**Saved entries:**
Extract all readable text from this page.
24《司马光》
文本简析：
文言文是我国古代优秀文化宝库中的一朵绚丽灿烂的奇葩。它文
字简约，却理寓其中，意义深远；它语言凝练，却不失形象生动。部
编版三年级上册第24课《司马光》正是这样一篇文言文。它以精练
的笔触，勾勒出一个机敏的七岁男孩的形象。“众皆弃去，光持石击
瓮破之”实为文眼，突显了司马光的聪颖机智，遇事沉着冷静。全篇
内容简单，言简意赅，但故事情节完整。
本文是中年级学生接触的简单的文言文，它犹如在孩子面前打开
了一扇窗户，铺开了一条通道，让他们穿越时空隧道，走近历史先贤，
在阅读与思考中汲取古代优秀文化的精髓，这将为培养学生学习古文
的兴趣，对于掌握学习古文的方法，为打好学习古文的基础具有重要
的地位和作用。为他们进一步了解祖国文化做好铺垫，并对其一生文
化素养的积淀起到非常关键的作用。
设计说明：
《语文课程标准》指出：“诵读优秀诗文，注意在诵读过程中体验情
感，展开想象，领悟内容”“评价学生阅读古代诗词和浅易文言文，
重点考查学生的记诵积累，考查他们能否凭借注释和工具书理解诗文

**WRITTEN INSTRUCTION:**
Exactly reproduce every line of the records.

**SOLUTION:**
Extract all readable text from this page.
24《司马光》
文本简析：
文言文是我国古代优秀文化宝库中的一朵绚丽灿烂的奇葩。它文
字简约，却理寓其中，意义深远；它语言凝练，却不失形象生动。部
编版三年级上册第24课《司马光》正是这样一篇文言文。它以精练
的笔触，勾勒出一个机敏的七岁男孩的形象。“众皆弃去，光持石击
瓮破之”实为文眼，突显了司马光的聪颖机智，遇事沉着冷静。全篇
内容简单，言简意赅，但故事情节完整。
本文是中年级学生接触的简单的文言文，它犹如在孩子面前打开
了一扇窗户，铺开了一条通道，让他们穿越时空隧道，走近历史先贤，
在阅读与思考中汲取古代优秀文化的精髓，这将为培养学生学习古文
的兴趣，对于掌握学习古文的方法，为打好学习古文的基础具有重要
的地位和作用。为他们进一步了解祖国文化做好铺垫，并对其一生文
化素养的积淀起到非常关键的作用。
设计说明：
《语文课程标准》指出：“诵读优秀诗文，注意在诵读过程中体验情
感，展开想象，领悟内容”“评价学生阅读古代诗词和浅易文言文，
重点考查学生的记诵积累，考查他们能否凭借注释和工具书理解诗文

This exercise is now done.